===== Supplied entries
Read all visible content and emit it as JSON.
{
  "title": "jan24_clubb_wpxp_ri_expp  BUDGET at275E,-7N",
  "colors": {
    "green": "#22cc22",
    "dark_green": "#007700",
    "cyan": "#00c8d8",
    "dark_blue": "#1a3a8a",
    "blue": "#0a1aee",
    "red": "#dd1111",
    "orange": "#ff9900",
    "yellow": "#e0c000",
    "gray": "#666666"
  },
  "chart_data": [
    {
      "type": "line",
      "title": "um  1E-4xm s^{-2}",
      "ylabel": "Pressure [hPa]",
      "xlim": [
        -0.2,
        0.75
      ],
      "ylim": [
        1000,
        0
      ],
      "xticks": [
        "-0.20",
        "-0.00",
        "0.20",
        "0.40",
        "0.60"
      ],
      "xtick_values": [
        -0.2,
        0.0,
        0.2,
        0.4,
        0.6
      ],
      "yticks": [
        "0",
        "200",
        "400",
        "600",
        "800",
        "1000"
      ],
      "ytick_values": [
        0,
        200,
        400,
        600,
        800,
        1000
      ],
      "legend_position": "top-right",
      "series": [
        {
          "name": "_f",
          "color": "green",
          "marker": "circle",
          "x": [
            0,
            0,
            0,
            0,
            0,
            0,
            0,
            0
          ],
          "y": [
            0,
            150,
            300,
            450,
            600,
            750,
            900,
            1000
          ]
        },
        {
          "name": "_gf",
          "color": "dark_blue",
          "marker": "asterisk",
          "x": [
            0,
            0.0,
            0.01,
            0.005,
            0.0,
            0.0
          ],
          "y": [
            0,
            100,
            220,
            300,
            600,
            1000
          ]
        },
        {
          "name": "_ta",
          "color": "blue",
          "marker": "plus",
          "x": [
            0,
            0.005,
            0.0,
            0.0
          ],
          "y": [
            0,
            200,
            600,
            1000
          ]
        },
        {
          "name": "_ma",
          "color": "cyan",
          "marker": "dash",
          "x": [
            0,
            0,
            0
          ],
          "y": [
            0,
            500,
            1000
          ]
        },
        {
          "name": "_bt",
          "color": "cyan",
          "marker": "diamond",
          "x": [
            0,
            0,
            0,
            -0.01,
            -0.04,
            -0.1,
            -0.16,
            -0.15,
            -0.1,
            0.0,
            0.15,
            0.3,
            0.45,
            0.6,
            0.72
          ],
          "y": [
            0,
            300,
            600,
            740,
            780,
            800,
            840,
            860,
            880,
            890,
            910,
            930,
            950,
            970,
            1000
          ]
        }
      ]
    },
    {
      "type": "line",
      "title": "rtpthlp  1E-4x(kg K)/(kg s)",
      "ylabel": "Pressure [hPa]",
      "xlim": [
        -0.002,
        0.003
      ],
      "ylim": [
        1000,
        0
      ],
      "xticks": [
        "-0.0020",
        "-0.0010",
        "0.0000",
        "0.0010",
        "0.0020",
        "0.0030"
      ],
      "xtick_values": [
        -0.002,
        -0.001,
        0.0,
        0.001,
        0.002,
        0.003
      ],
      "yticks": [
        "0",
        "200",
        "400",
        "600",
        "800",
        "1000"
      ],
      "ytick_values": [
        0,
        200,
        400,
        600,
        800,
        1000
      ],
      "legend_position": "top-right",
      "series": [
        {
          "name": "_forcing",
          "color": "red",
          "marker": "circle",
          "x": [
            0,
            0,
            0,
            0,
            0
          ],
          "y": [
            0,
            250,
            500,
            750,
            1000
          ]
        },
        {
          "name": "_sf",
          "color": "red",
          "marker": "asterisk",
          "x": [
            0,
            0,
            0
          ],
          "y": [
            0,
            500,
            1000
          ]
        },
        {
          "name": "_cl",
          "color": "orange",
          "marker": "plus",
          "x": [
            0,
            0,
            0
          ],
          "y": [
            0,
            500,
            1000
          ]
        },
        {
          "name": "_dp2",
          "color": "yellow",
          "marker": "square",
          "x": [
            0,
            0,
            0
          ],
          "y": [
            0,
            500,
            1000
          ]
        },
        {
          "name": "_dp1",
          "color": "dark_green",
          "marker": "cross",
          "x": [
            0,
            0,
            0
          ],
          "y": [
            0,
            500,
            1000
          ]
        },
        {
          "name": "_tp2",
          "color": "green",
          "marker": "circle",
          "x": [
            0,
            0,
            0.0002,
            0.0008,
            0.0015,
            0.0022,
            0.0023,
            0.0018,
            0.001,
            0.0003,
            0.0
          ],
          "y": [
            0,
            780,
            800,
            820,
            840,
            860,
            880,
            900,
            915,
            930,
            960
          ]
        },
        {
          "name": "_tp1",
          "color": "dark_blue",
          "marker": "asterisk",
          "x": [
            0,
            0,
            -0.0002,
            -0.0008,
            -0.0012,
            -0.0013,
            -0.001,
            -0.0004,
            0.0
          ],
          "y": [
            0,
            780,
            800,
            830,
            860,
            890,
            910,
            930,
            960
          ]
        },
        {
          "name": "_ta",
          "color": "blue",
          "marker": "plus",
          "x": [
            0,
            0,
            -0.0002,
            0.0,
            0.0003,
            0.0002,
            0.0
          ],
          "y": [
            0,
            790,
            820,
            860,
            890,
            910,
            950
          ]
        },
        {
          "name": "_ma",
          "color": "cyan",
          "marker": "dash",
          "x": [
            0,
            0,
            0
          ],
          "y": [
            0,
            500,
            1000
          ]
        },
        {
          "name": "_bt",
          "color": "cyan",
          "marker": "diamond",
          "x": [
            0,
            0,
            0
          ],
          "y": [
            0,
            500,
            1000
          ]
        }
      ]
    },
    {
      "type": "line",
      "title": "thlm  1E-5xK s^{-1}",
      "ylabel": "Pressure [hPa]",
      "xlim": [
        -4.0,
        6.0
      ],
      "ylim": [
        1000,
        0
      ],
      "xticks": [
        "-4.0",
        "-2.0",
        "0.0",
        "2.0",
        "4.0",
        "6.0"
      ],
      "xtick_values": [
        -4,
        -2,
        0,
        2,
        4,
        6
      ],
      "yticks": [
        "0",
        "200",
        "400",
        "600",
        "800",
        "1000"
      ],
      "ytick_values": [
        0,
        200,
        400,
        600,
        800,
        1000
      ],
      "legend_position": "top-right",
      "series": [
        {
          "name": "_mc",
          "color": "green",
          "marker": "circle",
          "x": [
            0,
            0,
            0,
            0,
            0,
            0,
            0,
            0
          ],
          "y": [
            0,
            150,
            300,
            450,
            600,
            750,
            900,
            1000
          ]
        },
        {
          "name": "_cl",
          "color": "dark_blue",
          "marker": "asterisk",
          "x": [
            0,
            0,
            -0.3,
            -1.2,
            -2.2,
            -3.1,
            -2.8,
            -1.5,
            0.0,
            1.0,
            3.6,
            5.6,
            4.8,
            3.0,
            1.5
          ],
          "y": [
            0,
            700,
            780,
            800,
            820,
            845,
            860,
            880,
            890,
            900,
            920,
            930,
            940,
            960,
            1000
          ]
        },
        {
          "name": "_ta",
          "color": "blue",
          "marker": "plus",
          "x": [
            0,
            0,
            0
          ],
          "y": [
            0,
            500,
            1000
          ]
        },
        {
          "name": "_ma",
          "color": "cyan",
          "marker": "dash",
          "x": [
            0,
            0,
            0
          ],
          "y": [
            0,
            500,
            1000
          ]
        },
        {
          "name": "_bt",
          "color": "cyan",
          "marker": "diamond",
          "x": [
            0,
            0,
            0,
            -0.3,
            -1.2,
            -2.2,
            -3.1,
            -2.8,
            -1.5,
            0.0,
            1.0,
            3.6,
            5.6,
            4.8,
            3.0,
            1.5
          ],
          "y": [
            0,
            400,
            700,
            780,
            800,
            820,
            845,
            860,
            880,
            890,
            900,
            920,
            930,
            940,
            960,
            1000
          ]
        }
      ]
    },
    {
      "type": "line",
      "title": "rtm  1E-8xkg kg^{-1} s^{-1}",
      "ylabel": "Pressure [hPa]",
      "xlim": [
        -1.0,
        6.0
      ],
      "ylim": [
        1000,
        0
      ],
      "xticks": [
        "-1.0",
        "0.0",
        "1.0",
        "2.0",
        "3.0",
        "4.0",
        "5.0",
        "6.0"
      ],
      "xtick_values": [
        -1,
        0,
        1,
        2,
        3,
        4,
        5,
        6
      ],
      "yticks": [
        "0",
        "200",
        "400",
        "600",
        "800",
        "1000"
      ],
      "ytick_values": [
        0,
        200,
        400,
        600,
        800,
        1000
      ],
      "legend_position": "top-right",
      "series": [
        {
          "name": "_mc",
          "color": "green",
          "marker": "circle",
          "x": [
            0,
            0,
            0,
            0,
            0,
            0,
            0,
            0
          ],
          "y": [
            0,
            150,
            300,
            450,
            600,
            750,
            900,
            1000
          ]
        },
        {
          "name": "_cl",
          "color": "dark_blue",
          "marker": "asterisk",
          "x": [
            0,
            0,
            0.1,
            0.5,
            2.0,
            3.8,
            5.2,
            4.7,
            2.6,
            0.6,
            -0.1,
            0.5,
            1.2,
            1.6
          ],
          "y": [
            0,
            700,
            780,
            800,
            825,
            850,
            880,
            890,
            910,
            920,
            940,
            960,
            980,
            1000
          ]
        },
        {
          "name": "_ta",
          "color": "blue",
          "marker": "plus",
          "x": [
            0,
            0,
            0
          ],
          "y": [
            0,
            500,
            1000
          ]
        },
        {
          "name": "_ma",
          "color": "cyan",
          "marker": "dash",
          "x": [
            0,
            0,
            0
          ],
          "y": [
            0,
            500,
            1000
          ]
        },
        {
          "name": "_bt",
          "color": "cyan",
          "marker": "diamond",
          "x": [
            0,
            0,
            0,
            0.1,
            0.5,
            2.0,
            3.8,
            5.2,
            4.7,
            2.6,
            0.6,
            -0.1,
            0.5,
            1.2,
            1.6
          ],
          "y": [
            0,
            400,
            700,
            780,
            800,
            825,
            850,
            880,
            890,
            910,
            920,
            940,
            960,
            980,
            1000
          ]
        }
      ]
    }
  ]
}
==========
- **Your objective**: Count how many lines above carry the word "title". Only the number is required.

- **Output for this task**: 5